(Dataset items)
__________________________________________________
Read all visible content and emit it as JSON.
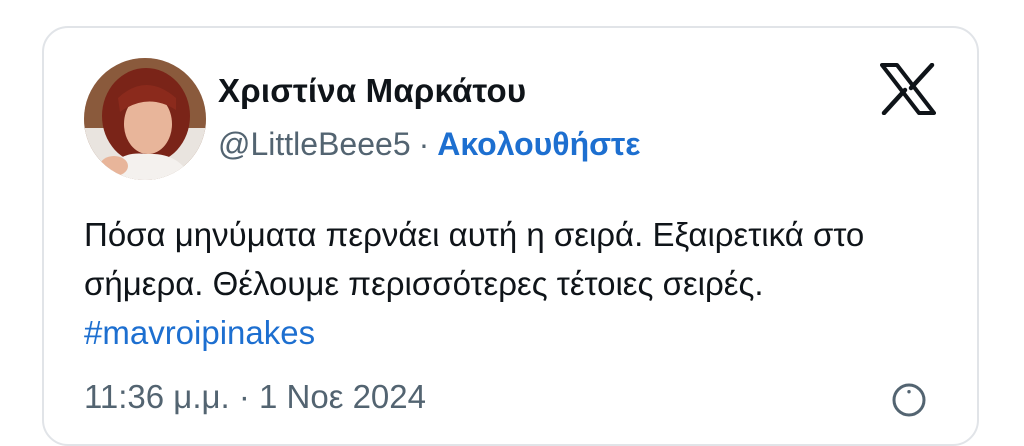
{
  "author": {
    "display_name": "Χριστίνα Μαρκάτου",
    "handle": "@LittleBeee5",
    "separator": "·",
    "follow_label": "Ακολουθήστε"
  },
  "tweet": {
    "text": "Πόσα μηνύματα περνάει αυτή η σειρά. Εξαιρετικά στο σήμερα. Θέλουμε περισσότερες τέτοιες σειρές. ",
    "hashtag": "#mavroipinakes",
    "timestamp": "11:36 μ.μ. · 1 Νοε 2024"
  },
  "icons": {
    "platform_logo": "x-logo-icon",
    "info": "info-icon"
  },
  "colors": {
    "link": "#1d6fd0",
    "text": "#0f1419",
    "secondary": "#536471",
    "border": "#e1e4e8"
  }
}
__________________________________________________
Filter the records for lines holding the string "text". Copy each one.

#### Finished task:
    "text": "Πόσα μηνύματα περνάει αυτή η σειρά. Εξαιρετικά στο σήμερα. Θέλουμε περισσότερες τέτοιες σειρές. ",
    "text": "#0f1419",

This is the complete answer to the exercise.